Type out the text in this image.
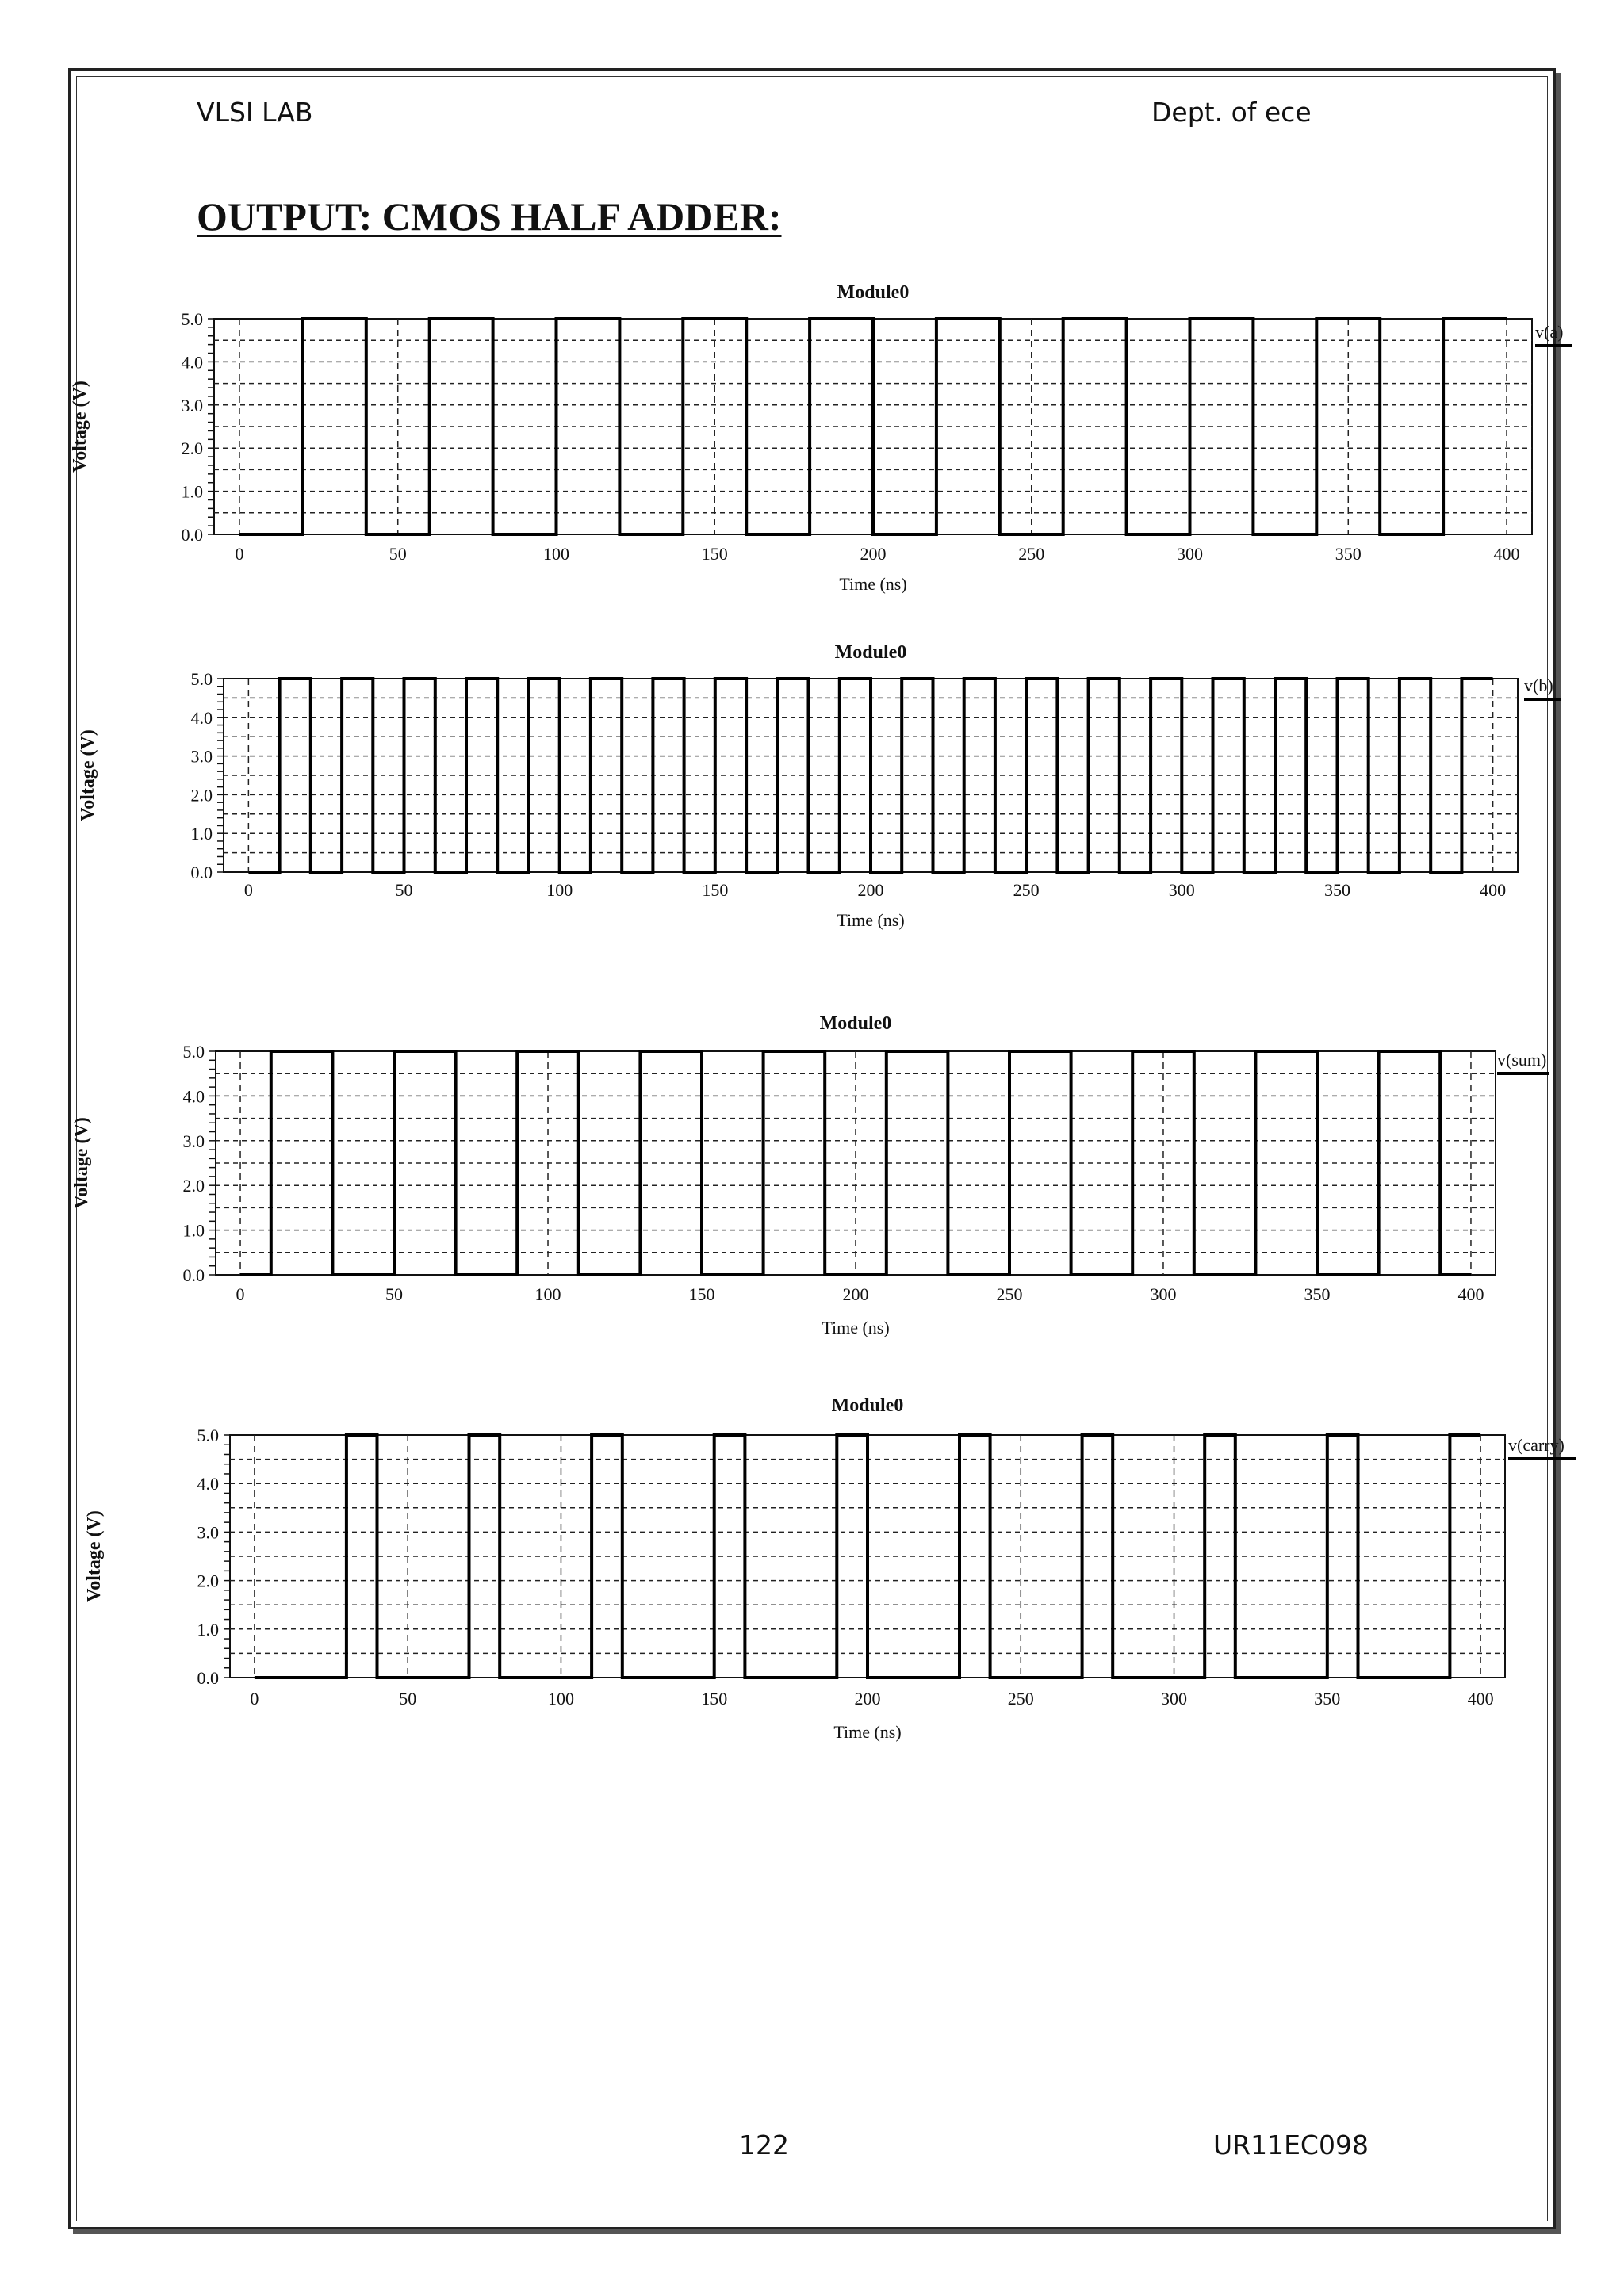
VLSI LAB	Dept. of ece
OUTPUT: CMOS HALF ADDER:
0.0
1.0
2.0
3.0
4.0
5.0
0	50	100	150	200	250	300	350	400
Module0
Time (ns)
Voltage (V)
v(a)
0.0
1.0
2.0
3.0
4.0
5.0
0	50	100	150	200	250	300	350	400
Module0
Time (ns)
Voltage (V)
v(b)
0.0
1.0
2.0
3.0
4.0
5.0
0	50	100	150	200	250	300	350	400
Module0
Time (ns)
Voltage (V)
v(sum)
0.0
1.0
2.0
3.0
4.0
5.0
0	50	100	150	200	250	300	350	400
Module0
Time (ns)
Voltage (V)
v(carry)
122	UR11EC098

_ _ _

YOUR OBJECTIVE: From the material above, copy everything exactly but the pictures.

EXERCISE RESULT:
Type out the text in this image.
VLSI LAB	Dept. of ece
OUTPUT: CMOS HALF ADDER:
0.0
1.0
2.0
3.0
4.0
5.0
0	50	100	150	200	250	300	350	400
Module0
Time (ns)
Voltage (V)
v(a)
0.0
1.0
2.0
3.0
4.0
5.0
0	50	100	150	200	250	300	350	400
Module0
Time (ns)
Voltage (V)
v(b)
0.0
1.0
2.0
3.0
4.0
5.0
0	50	100	150	200	250	300	350	400
Module0
Time (ns)
Voltage (V)
v(sum)
0.0
1.0
2.0
3.0
4.0
5.0
0	50	100	150	200	250	300	350	400
Module0
Time (ns)
Voltage (V)
v(carry)
122	UR11EC098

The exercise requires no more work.